# Start of Source records
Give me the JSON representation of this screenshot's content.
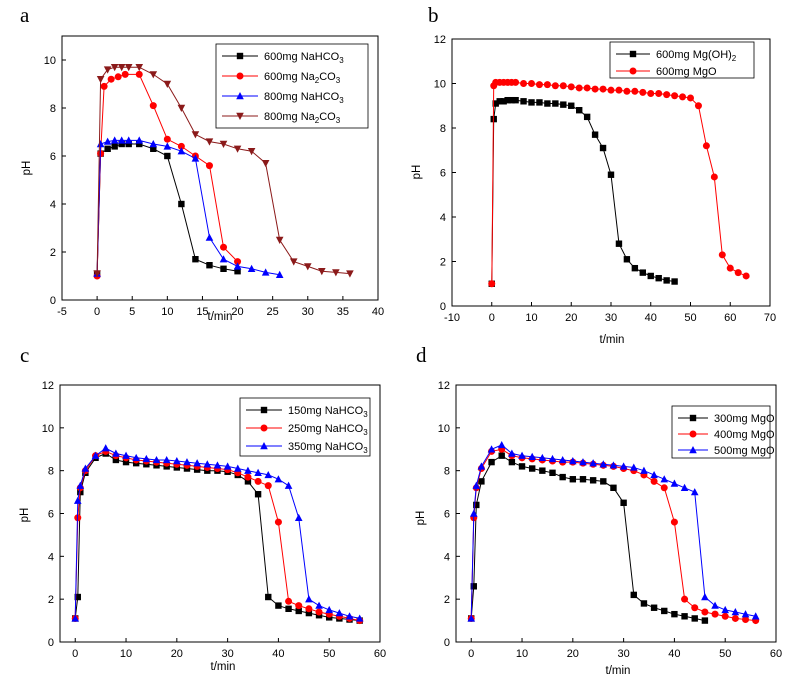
{
  "chart_data": [
    {
      "panel": "a",
      "type": "line",
      "xlabel": "t/min",
      "ylabel": "pH",
      "xlim": [
        -5,
        40
      ],
      "ylim": [
        0,
        11
      ],
      "xticks": [
        -5,
        0,
        5,
        10,
        15,
        20,
        25,
        30,
        35,
        40
      ],
      "yticks": [
        0,
        2,
        4,
        6,
        8,
        10
      ],
      "legend_position": "top-right",
      "series": [
        {
          "name": "600mg NaHCO3",
          "marker": "square",
          "color": "#000000",
          "legend_parts": [
            {
              "t": "600mg NaHCO"
            },
            {
              "t": "3",
              "sub": true
            }
          ],
          "x": [
            0,
            0.5,
            1.5,
            2.5,
            3.5,
            4.5,
            6,
            8,
            10,
            12,
            14,
            16,
            18,
            20
          ],
          "y": [
            1.1,
            6.1,
            6.3,
            6.4,
            6.5,
            6.5,
            6.5,
            6.3,
            6.0,
            4.0,
            1.7,
            1.45,
            1.3,
            1.2
          ]
        },
        {
          "name": "600mg Na2CO3",
          "marker": "circle",
          "color": "#ff0000",
          "legend_parts": [
            {
              "t": "600mg Na"
            },
            {
              "t": "2",
              "sub": true
            },
            {
              "t": "CO"
            },
            {
              "t": "3",
              "sub": true
            }
          ],
          "x": [
            0,
            0.5,
            1,
            2,
            3,
            4,
            6,
            8,
            10,
            12,
            14,
            16,
            18,
            20
          ],
          "y": [
            1.0,
            6.1,
            8.9,
            9.2,
            9.3,
            9.4,
            9.4,
            8.1,
            6.7,
            6.4,
            6.0,
            5.6,
            2.2,
            1.6
          ]
        },
        {
          "name": "800mg NaHCO3",
          "marker": "triangle-up",
          "color": "#0000ff",
          "legend_parts": [
            {
              "t": "800mg NaHCO"
            },
            {
              "t": "3",
              "sub": true
            }
          ],
          "x": [
            0,
            0.5,
            1.5,
            2.5,
            3.5,
            4.5,
            6,
            8,
            10,
            12,
            14,
            16,
            18,
            20,
            22,
            24,
            26
          ],
          "y": [
            1.1,
            6.5,
            6.6,
            6.65,
            6.65,
            6.65,
            6.65,
            6.5,
            6.4,
            6.2,
            5.9,
            2.6,
            1.7,
            1.4,
            1.3,
            1.15,
            1.05
          ]
        },
        {
          "name": "800mg Na2CO3",
          "marker": "triangle-down",
          "color": "#8b1a1a",
          "legend_parts": [
            {
              "t": "800mg Na"
            },
            {
              "t": "2",
              "sub": true
            },
            {
              "t": "CO"
            },
            {
              "t": "3",
              "sub": true
            }
          ],
          "x": [
            0,
            0.5,
            1.5,
            2.5,
            3.5,
            4.5,
            6,
            8,
            10,
            12,
            14,
            16,
            18,
            20,
            22,
            24,
            26,
            28,
            30,
            32,
            34,
            36
          ],
          "y": [
            1.1,
            9.2,
            9.6,
            9.7,
            9.7,
            9.7,
            9.7,
            9.4,
            9.0,
            8.0,
            6.9,
            6.6,
            6.5,
            6.3,
            6.2,
            5.7,
            2.5,
            1.6,
            1.4,
            1.2,
            1.15,
            1.1
          ]
        }
      ]
    },
    {
      "panel": "b",
      "type": "line",
      "xlabel": "t/min",
      "ylabel": "pH",
      "xlim": [
        -10,
        70
      ],
      "ylim": [
        0,
        12
      ],
      "xticks": [
        -10,
        0,
        10,
        20,
        30,
        40,
        50,
        60,
        70
      ],
      "yticks": [
        0,
        2,
        4,
        6,
        8,
        10,
        12
      ],
      "legend_position": "top-right",
      "series": [
        {
          "name": "600mg Mg(OH)2",
          "marker": "square",
          "color": "#000000",
          "legend_parts": [
            {
              "t": "600mg Mg(OH)"
            },
            {
              "t": "2",
              "sub": true
            }
          ],
          "x": [
            0,
            0.5,
            1,
            2,
            3,
            4,
            5,
            6,
            8,
            10,
            12,
            14,
            16,
            18,
            20,
            22,
            24,
            26,
            28,
            30,
            32,
            34,
            36,
            38,
            40,
            42,
            44,
            46
          ],
          "y": [
            1.0,
            8.4,
            9.1,
            9.2,
            9.2,
            9.25,
            9.25,
            9.25,
            9.2,
            9.15,
            9.15,
            9.1,
            9.1,
            9.05,
            9.0,
            8.8,
            8.5,
            7.7,
            7.1,
            5.9,
            2.8,
            2.1,
            1.7,
            1.5,
            1.35,
            1.25,
            1.15,
            1.1
          ]
        },
        {
          "name": "600mg MgO",
          "marker": "circle",
          "color": "#ff0000",
          "legend_parts": [
            {
              "t": "600mg MgO"
            }
          ],
          "x": [
            0,
            0.5,
            1,
            2,
            3,
            4,
            5,
            6,
            8,
            10,
            12,
            14,
            16,
            18,
            20,
            22,
            24,
            26,
            28,
            30,
            32,
            34,
            36,
            38,
            40,
            42,
            44,
            46,
            48,
            50,
            52,
            54,
            56,
            58,
            60,
            62,
            64
          ],
          "y": [
            1.0,
            9.9,
            10.05,
            10.05,
            10.05,
            10.05,
            10.05,
            10.05,
            10.0,
            10.0,
            9.95,
            9.95,
            9.9,
            9.9,
            9.85,
            9.8,
            9.8,
            9.75,
            9.75,
            9.7,
            9.7,
            9.65,
            9.65,
            9.6,
            9.55,
            9.55,
            9.5,
            9.45,
            9.4,
            9.35,
            9.0,
            7.2,
            5.8,
            2.3,
            1.7,
            1.5,
            1.35
          ]
        }
      ]
    },
    {
      "panel": "c",
      "type": "line",
      "xlabel": "t/min",
      "ylabel": "pH",
      "xlim": [
        -3,
        60
      ],
      "ylim": [
        0,
        12
      ],
      "xticks": [
        0,
        10,
        20,
        30,
        40,
        50,
        60
      ],
      "yticks": [
        0,
        2,
        4,
        6,
        8,
        10,
        12
      ],
      "legend_position": "top-right",
      "series": [
        {
          "name": "150mg NaHCO3",
          "marker": "square",
          "color": "#000000",
          "legend_parts": [
            {
              "t": "150mg NaHCO"
            },
            {
              "t": "3",
              "sub": true
            }
          ],
          "x": [
            0,
            0.5,
            1,
            2,
            4,
            6,
            8,
            10,
            12,
            14,
            16,
            18,
            20,
            22,
            24,
            26,
            28,
            30,
            32,
            34,
            36,
            38,
            40,
            42,
            44,
            46,
            48,
            50,
            52,
            54,
            56
          ],
          "y": [
            1.1,
            2.1,
            7.0,
            7.9,
            8.6,
            8.8,
            8.5,
            8.4,
            8.35,
            8.3,
            8.25,
            8.2,
            8.15,
            8.1,
            8.05,
            8.0,
            8.0,
            7.95,
            7.8,
            7.5,
            6.9,
            2.1,
            1.7,
            1.55,
            1.45,
            1.35,
            1.25,
            1.15,
            1.1,
            1.05,
            1.0
          ]
        },
        {
          "name": "250mg NaHCO3",
          "marker": "circle",
          "color": "#ff0000",
          "legend_parts": [
            {
              "t": "250mg NaHCO"
            },
            {
              "t": "3",
              "sub": true
            }
          ],
          "x": [
            0,
            0.5,
            1,
            2,
            4,
            6,
            8,
            10,
            12,
            14,
            16,
            18,
            20,
            22,
            24,
            26,
            28,
            30,
            32,
            34,
            36,
            38,
            40,
            42,
            44,
            46,
            48,
            50,
            52,
            54,
            56
          ],
          "y": [
            1.1,
            5.8,
            7.2,
            8.0,
            8.7,
            8.9,
            8.7,
            8.6,
            8.5,
            8.45,
            8.4,
            8.35,
            8.3,
            8.25,
            8.2,
            8.15,
            8.1,
            8.05,
            7.9,
            7.7,
            7.5,
            7.3,
            5.6,
            1.9,
            1.7,
            1.55,
            1.4,
            1.3,
            1.2,
            1.1,
            1.0
          ]
        },
        {
          "name": "350mg NaHCO3",
          "marker": "triangle-up",
          "color": "#0000ff",
          "legend_parts": [
            {
              "t": "350mg NaHCO"
            },
            {
              "t": "3",
              "sub": true
            }
          ],
          "x": [
            0,
            0.5,
            1,
            2,
            4,
            6,
            8,
            10,
            12,
            14,
            16,
            18,
            20,
            22,
            24,
            26,
            28,
            30,
            32,
            34,
            36,
            38,
            40,
            42,
            44,
            46,
            48,
            50,
            52,
            54,
            56
          ],
          "y": [
            1.1,
            6.6,
            7.3,
            8.1,
            8.7,
            9.05,
            8.8,
            8.7,
            8.6,
            8.55,
            8.5,
            8.5,
            8.45,
            8.4,
            8.35,
            8.3,
            8.25,
            8.2,
            8.1,
            8.0,
            7.9,
            7.8,
            7.6,
            7.3,
            5.8,
            2.0,
            1.7,
            1.5,
            1.35,
            1.2,
            1.1
          ]
        }
      ]
    },
    {
      "panel": "d",
      "type": "line",
      "xlabel": "t/min",
      "ylabel": "pH",
      "xlim": [
        -3,
        60
      ],
      "ylim": [
        0,
        12
      ],
      "xticks": [
        0,
        10,
        20,
        30,
        40,
        50,
        60
      ],
      "yticks": [
        0,
        2,
        4,
        6,
        8,
        10,
        12
      ],
      "legend_position": "top-right",
      "series": [
        {
          "name": "300mg MgO",
          "marker": "square",
          "color": "#000000",
          "legend_parts": [
            {
              "t": "300mg MgO"
            }
          ],
          "x": [
            0,
            0.5,
            1,
            2,
            4,
            6,
            8,
            10,
            12,
            14,
            16,
            18,
            20,
            22,
            24,
            26,
            28,
            30,
            32,
            34,
            36,
            38,
            40,
            42,
            44,
            46
          ],
          "y": [
            1.1,
            2.6,
            6.4,
            7.5,
            8.4,
            8.7,
            8.4,
            8.2,
            8.1,
            8.0,
            7.9,
            7.7,
            7.6,
            7.6,
            7.55,
            7.5,
            7.2,
            6.5,
            2.2,
            1.8,
            1.6,
            1.45,
            1.3,
            1.2,
            1.1,
            1.0
          ]
        },
        {
          "name": "400mg MgO",
          "marker": "circle",
          "color": "#ff0000",
          "legend_parts": [
            {
              "t": "400mg MgO"
            }
          ],
          "x": [
            0,
            0.5,
            1,
            2,
            4,
            6,
            8,
            10,
            12,
            14,
            16,
            18,
            20,
            22,
            24,
            26,
            28,
            30,
            32,
            34,
            36,
            38,
            40,
            42,
            44,
            46,
            48,
            50,
            52,
            54,
            56
          ],
          "y": [
            1.1,
            5.8,
            7.2,
            8.1,
            8.9,
            9.0,
            8.7,
            8.6,
            8.55,
            8.5,
            8.45,
            8.4,
            8.4,
            8.35,
            8.3,
            8.25,
            8.2,
            8.1,
            8.0,
            7.8,
            7.5,
            7.2,
            5.6,
            2.0,
            1.6,
            1.4,
            1.3,
            1.2,
            1.1,
            1.05,
            1.0
          ]
        },
        {
          "name": "500mg MgO",
          "marker": "triangle-up",
          "color": "#0000ff",
          "legend_parts": [
            {
              "t": "500mg MgO"
            }
          ],
          "x": [
            0,
            0.5,
            1,
            2,
            4,
            6,
            8,
            10,
            12,
            14,
            16,
            18,
            20,
            22,
            24,
            26,
            28,
            30,
            32,
            34,
            36,
            38,
            40,
            42,
            44,
            46,
            48,
            50,
            52,
            54,
            56
          ],
          "y": [
            1.1,
            6.0,
            7.3,
            8.2,
            9.0,
            9.2,
            8.8,
            8.7,
            8.65,
            8.6,
            8.55,
            8.5,
            8.45,
            8.4,
            8.35,
            8.3,
            8.25,
            8.2,
            8.15,
            8.0,
            7.8,
            7.6,
            7.4,
            7.2,
            7.0,
            2.1,
            1.7,
            1.5,
            1.4,
            1.3,
            1.2
          ]
        }
      ]
    }
  ]
}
# End of Source records
Look over the records above and copy each line that includes the string "name".

=== Task result ===
          "name": "600mg NaHCO3",
          "name": "600mg Na2CO3",
          "name": "800mg NaHCO3",
          "name": "800mg Na2CO3",
          "name": "600mg Mg(OH)2",
          "name": "600mg MgO",
          "name": "150mg NaHCO3",
          "name": "250mg NaHCO3",
          "name": "350mg NaHCO3",
          "name": "300mg MgO",
          "name": "400mg MgO",
          "name": "500mg MgO",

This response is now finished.